- _RECORD EXTRACTS_
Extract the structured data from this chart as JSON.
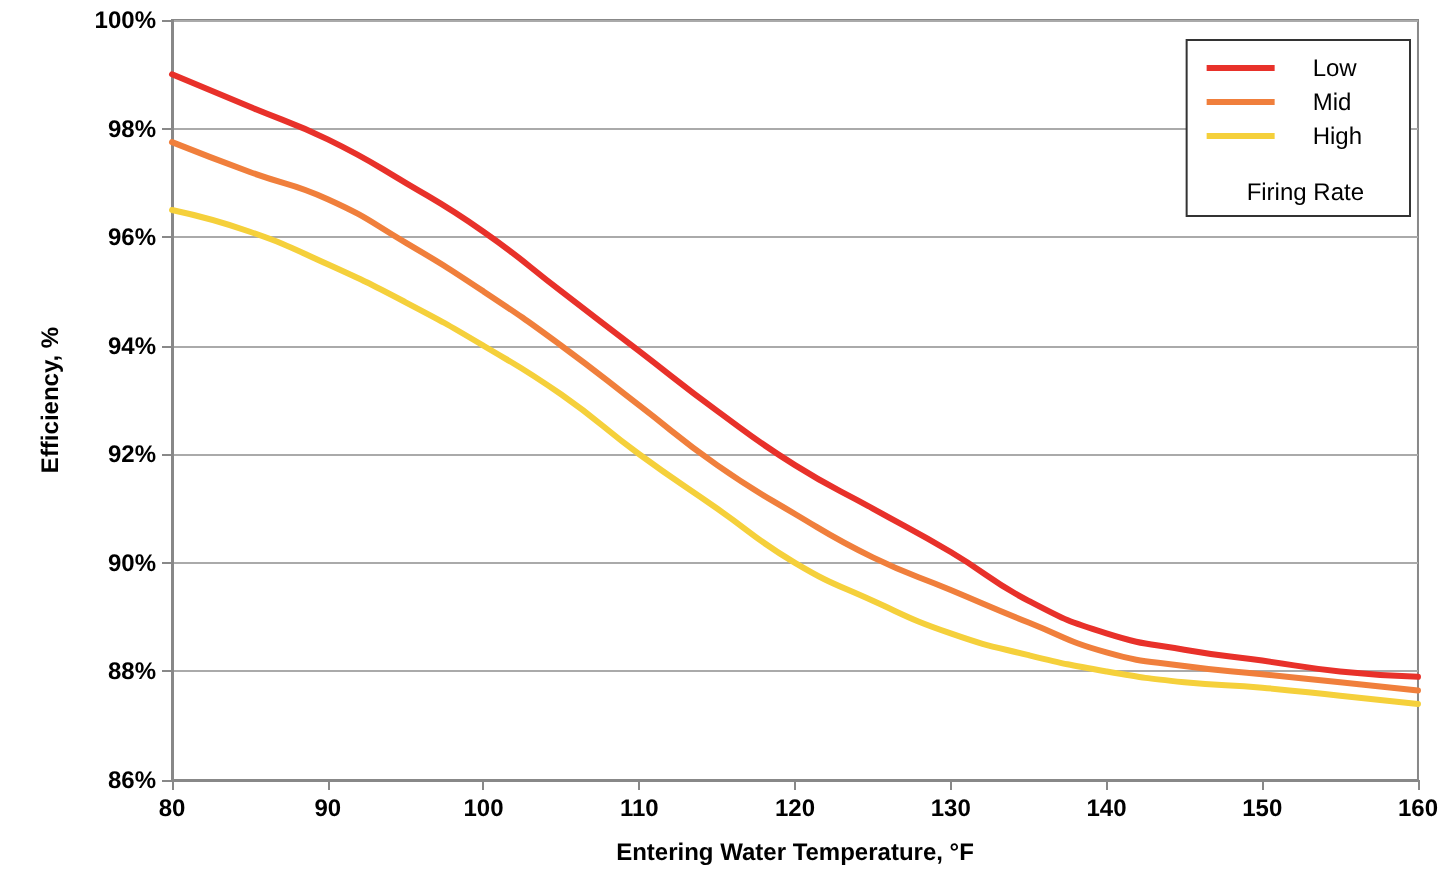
{
  "chart_data": {
    "type": "line",
    "xlabel": "Entering Water Temperature, °F",
    "ylabel": "Efficiency, %",
    "legend_title": "Firing Rate",
    "x": [
      80,
      85,
      90,
      95,
      100,
      105,
      110,
      115,
      120,
      125,
      130,
      135,
      140,
      145,
      150,
      155,
      160
    ],
    "series": [
      {
        "name": "Low",
        "color": "#e8312a",
        "values": [
          99.0,
          98.4,
          97.8,
          97.0,
          96.1,
          95.0,
          93.9,
          92.8,
          91.8,
          91.0,
          90.2,
          89.3,
          88.7,
          88.4,
          88.2,
          88.0,
          87.9
        ]
      },
      {
        "name": "Mid",
        "color": "#f07f3c",
        "values": [
          97.75,
          97.2,
          96.7,
          95.9,
          95.0,
          94.0,
          92.9,
          91.8,
          90.9,
          90.1,
          89.5,
          88.9,
          88.35,
          88.1,
          87.95,
          87.8,
          87.65
        ]
      },
      {
        "name": "High",
        "color": "#f5d03b",
        "values": [
          96.5,
          96.1,
          95.5,
          94.8,
          94.0,
          93.1,
          92.0,
          91.0,
          90.0,
          89.3,
          88.7,
          88.3,
          88.0,
          87.8,
          87.7,
          87.55,
          87.4
        ]
      }
    ],
    "xlim": [
      80,
      160
    ],
    "xticks": [
      80,
      90,
      100,
      110,
      120,
      130,
      140,
      150,
      160
    ],
    "ylim": [
      86,
      100
    ],
    "yticks": [
      {
        "value": 86,
        "label": "86%"
      },
      {
        "value": 88,
        "label": "88%"
      },
      {
        "value": 90,
        "label": "90%"
      },
      {
        "value": 92,
        "label": "92%"
      },
      {
        "value": 94,
        "label": "94%"
      },
      {
        "value": 96,
        "label": "96%"
      },
      {
        "value": 98,
        "label": "98%"
      },
      {
        "value": 100,
        "label": "100%"
      }
    ],
    "grid": "y",
    "legend": "top right",
    "marker": "none",
    "line_style": "solid"
  }
}
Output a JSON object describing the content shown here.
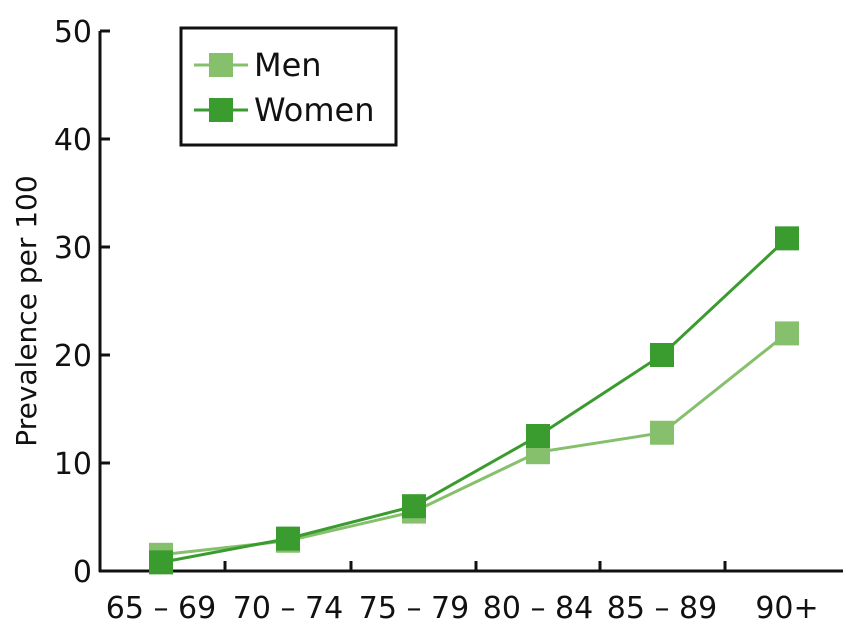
{
  "chart_data": {
    "type": "line",
    "categories": [
      "65 – 69",
      "70 – 74",
      "75 – 79",
      "80 – 84",
      "85 – 89",
      "90+"
    ],
    "series": [
      {
        "name": "Men",
        "values": [
          1.5,
          2.8,
          5.5,
          11.0,
          12.8,
          22.0
        ],
        "color": "#86c06d"
      },
      {
        "name": "Women",
        "values": [
          0.8,
          3.0,
          6.0,
          12.5,
          20.0,
          30.8
        ],
        "color": "#3a9b2e"
      }
    ],
    "ylabel": "Prevalence per 100",
    "xlabel": "",
    "ylim": [
      0,
      50
    ],
    "yticks": [
      0,
      10,
      20,
      30,
      40,
      50
    ],
    "grid": false,
    "legend_position": "top-left"
  }
}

- _WHAT IS BEING ASKED_
Report the number of lines holding the string "JSON", without any other words.

- _SOLVED PROBLEM_
2